■ **Data provided**:

============

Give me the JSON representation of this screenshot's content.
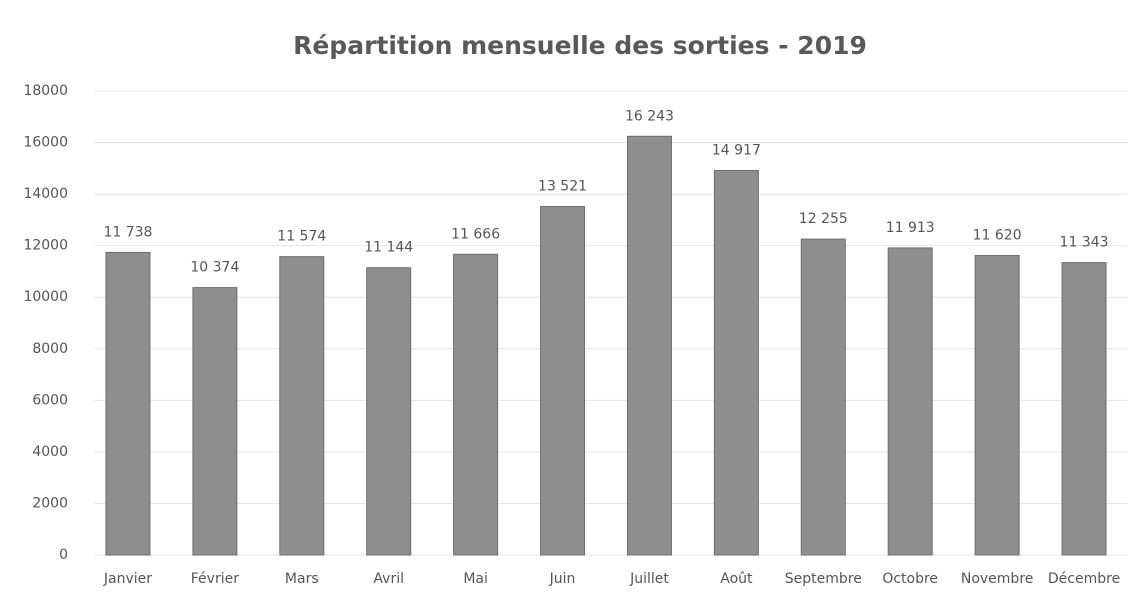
{
  "chart_data": {
    "type": "bar",
    "title": "Répartition mensuelle des sorties - 2019",
    "categories": [
      "Janvier",
      "Février",
      "Mars",
      "Avril",
      "Mai",
      "Juin",
      "Juillet",
      "Août",
      "Septembre",
      "Octobre",
      "Novembre",
      "Décembre"
    ],
    "values": [
      11738,
      10374,
      11574,
      11144,
      11666,
      13521,
      16243,
      14917,
      12255,
      11913,
      11620,
      11343
    ],
    "value_labels": [
      "11 738",
      "10 374",
      "11 574",
      "11 144",
      "11 666",
      "13 521",
      "16 243",
      "14 917",
      "12 255",
      "11 913",
      "11 620",
      "11 343"
    ],
    "color": "#8e8e8e",
    "ylim": [
      0,
      18000
    ],
    "yticks": [
      0,
      2000,
      4000,
      6000,
      8000,
      10000,
      12000,
      14000,
      16000,
      18000
    ],
    "grid": true
  }
}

============

In your copy, leave out the pictures and reproduce the material above exactly.

■ **The completed task**:
Give me the JSON representation of this screenshot's content.
{
  "chart_data": {
    "type": "bar",
    "title": "Répartition mensuelle des sorties - 2019",
    "categories": [
      "Janvier",
      "Février",
      "Mars",
      "Avril",
      "Mai",
      "Juin",
      "Juillet",
      "Août",
      "Septembre",
      "Octobre",
      "Novembre",
      "Décembre"
    ],
    "values": [
      11738,
      10374,
      11574,
      11144,
      11666,
      13521,
      16243,
      14917,
      12255,
      11913,
      11620,
      11343
    ],
    "value_labels": [
      "11 738",
      "10 374",
      "11 574",
      "11 144",
      "11 666",
      "13 521",
      "16 243",
      "14 917",
      "12 255",
      "11 913",
      "11 620",
      "11 343"
    ],
    "color": "#8e8e8e",
    "ylim": [
      0,
      18000
    ],
    "yticks": [
      0,
      2000,
      4000,
      6000,
      8000,
      10000,
      12000,
      14000,
      16000,
      18000
    ],
    "grid": true
  }
}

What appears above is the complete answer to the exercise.